**Materials provided:**
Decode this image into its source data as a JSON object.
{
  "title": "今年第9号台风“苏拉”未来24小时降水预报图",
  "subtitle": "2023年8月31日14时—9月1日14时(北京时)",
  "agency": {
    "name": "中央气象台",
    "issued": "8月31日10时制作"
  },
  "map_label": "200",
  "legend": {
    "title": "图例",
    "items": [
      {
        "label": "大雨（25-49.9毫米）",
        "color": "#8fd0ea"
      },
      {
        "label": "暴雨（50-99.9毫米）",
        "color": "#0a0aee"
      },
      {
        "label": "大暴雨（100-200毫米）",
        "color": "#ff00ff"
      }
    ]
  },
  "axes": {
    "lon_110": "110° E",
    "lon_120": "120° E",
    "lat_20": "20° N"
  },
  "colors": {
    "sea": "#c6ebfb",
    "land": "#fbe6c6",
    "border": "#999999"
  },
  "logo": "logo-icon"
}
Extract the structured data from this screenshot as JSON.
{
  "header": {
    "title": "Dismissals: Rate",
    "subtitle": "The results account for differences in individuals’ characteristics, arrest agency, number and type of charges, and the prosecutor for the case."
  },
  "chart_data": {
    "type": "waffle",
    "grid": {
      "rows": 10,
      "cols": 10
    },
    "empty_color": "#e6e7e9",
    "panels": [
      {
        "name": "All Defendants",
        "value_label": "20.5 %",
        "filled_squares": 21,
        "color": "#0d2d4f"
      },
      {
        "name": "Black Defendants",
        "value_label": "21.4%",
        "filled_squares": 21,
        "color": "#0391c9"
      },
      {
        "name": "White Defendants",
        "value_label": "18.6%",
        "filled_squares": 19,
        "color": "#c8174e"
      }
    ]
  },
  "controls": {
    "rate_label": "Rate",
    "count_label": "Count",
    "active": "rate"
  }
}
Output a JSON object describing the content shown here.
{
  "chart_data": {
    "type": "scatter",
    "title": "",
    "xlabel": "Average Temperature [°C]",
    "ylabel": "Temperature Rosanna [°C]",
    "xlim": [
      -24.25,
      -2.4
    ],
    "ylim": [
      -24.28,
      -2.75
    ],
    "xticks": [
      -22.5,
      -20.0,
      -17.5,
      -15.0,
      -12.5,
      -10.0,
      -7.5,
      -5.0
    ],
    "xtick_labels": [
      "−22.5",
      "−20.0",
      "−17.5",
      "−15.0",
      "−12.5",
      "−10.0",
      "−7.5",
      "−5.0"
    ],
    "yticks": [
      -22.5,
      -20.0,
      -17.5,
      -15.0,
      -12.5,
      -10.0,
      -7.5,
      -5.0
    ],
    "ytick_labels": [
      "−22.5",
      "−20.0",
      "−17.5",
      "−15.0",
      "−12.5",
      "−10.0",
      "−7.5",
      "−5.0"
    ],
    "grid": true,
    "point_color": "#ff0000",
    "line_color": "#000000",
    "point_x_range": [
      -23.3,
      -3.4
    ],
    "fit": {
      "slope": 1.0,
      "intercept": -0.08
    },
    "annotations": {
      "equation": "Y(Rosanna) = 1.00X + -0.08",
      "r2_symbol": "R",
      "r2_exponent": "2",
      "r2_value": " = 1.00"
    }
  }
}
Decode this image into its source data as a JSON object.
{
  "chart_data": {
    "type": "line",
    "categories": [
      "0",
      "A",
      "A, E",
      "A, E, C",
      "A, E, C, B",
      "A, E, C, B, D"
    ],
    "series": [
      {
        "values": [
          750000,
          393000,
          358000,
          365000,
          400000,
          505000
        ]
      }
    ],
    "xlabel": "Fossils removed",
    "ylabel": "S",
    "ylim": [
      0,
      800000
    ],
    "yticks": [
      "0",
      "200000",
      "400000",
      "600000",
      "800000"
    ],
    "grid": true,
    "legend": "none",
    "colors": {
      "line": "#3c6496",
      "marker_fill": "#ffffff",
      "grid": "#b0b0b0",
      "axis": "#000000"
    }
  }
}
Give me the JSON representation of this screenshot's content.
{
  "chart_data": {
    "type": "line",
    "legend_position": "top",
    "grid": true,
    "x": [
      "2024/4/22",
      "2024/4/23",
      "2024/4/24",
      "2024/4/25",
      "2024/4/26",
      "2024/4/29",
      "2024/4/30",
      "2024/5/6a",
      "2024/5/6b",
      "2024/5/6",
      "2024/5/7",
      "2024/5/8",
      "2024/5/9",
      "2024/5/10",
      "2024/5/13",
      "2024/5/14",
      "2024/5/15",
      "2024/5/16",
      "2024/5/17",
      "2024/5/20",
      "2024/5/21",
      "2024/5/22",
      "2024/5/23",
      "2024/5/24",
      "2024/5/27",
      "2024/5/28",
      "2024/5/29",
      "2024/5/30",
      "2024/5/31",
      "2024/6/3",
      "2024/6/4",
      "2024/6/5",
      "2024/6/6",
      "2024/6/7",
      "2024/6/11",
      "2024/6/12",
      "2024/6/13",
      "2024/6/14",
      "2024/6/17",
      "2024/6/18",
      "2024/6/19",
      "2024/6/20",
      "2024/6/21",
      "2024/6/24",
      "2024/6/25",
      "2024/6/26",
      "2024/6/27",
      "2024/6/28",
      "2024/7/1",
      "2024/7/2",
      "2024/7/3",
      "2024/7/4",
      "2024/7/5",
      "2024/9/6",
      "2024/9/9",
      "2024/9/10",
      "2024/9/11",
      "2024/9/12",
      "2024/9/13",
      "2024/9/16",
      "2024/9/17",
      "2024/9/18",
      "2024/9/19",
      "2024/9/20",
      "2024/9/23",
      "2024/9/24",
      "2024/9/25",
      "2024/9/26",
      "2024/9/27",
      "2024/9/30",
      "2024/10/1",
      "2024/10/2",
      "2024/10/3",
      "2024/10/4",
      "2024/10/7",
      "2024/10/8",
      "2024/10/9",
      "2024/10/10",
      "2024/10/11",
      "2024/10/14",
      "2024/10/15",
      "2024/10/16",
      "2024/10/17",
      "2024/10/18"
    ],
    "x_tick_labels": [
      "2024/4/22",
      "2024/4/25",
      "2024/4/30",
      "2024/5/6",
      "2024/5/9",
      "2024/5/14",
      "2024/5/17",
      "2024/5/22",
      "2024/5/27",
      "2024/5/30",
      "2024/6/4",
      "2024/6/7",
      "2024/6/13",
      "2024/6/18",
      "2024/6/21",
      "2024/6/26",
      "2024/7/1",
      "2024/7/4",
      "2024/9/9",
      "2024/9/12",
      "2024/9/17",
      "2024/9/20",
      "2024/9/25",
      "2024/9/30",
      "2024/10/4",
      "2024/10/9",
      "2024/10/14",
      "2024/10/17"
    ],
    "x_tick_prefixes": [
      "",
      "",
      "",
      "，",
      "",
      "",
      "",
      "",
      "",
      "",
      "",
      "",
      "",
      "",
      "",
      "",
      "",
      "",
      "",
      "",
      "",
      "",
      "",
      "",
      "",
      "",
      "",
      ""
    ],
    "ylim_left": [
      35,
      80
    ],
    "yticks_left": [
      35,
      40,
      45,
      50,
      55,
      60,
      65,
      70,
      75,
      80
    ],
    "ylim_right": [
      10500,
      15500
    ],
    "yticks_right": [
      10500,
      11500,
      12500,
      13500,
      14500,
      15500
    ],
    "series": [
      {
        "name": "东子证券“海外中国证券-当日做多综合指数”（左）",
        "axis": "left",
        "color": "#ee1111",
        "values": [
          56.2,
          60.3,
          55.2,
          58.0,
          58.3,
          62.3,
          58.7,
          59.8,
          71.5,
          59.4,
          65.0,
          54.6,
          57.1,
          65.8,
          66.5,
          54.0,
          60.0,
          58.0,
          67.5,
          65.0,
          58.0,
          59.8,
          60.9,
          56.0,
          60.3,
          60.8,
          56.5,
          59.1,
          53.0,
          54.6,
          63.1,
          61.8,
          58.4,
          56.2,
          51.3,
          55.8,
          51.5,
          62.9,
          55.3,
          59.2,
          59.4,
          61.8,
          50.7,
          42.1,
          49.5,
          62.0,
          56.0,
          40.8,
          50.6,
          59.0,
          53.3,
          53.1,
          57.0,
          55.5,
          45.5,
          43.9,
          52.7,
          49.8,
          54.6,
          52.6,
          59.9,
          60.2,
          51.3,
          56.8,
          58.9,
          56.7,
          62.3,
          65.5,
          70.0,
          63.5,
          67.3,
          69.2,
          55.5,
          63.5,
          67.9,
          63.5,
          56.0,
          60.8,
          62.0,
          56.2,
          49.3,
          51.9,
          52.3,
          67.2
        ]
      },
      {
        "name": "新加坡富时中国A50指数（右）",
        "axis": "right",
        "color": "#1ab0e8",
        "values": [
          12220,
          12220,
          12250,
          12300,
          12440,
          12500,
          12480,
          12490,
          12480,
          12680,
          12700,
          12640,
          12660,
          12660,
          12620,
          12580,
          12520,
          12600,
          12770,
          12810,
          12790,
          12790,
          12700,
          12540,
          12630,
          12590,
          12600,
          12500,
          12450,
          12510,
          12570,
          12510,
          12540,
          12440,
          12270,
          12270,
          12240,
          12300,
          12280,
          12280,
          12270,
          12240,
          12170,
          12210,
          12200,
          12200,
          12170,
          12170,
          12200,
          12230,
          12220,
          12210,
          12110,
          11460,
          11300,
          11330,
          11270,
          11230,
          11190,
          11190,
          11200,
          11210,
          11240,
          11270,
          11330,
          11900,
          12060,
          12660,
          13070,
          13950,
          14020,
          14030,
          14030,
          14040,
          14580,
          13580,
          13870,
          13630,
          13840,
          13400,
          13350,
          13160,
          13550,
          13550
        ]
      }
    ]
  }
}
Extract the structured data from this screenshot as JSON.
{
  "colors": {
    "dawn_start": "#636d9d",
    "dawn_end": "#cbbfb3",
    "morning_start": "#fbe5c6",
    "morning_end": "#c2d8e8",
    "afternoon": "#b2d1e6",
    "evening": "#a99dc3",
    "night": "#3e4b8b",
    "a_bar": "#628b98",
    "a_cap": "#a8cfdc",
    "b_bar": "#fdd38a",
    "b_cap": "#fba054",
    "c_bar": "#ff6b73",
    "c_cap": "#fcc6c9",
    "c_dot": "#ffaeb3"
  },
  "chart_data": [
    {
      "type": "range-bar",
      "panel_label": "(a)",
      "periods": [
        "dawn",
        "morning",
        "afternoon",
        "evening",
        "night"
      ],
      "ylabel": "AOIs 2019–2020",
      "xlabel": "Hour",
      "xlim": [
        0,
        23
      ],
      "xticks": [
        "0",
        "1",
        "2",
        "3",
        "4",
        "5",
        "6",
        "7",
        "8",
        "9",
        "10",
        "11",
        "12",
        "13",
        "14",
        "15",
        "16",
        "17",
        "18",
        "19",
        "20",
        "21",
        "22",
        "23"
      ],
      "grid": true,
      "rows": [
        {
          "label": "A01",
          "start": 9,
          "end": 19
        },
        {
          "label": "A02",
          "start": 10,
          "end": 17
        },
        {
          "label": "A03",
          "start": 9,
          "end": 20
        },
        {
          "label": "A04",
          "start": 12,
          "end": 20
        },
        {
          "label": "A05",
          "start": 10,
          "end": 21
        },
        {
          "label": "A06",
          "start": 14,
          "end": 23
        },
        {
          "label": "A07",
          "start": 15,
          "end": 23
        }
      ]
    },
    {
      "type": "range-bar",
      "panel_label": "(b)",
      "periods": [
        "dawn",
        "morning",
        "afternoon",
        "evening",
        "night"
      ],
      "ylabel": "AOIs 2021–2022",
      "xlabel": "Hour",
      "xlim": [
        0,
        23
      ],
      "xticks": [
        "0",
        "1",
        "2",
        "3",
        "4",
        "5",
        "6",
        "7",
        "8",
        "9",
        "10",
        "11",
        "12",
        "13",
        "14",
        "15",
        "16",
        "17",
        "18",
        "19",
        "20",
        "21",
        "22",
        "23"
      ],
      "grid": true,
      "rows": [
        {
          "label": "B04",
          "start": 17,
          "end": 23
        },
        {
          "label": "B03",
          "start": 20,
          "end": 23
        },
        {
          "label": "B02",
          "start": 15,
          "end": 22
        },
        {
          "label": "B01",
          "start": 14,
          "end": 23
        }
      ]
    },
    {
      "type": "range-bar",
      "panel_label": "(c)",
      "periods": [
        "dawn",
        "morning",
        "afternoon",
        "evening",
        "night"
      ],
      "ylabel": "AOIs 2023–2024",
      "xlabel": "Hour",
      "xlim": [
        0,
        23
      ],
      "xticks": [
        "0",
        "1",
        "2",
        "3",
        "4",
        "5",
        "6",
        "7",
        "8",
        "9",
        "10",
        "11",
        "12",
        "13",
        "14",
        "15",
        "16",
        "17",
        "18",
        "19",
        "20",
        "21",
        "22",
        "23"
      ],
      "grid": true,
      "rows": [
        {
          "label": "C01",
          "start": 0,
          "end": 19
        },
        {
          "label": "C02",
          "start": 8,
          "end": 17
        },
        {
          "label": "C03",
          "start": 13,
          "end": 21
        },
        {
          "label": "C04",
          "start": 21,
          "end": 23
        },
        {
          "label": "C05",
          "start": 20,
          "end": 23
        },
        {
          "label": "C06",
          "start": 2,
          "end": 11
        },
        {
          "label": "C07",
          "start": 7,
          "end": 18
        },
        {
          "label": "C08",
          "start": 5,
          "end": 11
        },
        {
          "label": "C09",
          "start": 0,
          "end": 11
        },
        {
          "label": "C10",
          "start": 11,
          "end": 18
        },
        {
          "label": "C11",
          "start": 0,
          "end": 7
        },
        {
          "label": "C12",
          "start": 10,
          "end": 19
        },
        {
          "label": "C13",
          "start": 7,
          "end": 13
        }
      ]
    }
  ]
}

**Description of the task:**
Gather all lines with the string "AOIs" from the data.

**Result of the task:**
      "ylabel": "AOIs 2019–2020",
      "ylabel": "AOIs 2021–2022",
      "ylabel": "AOIs 2023–2024",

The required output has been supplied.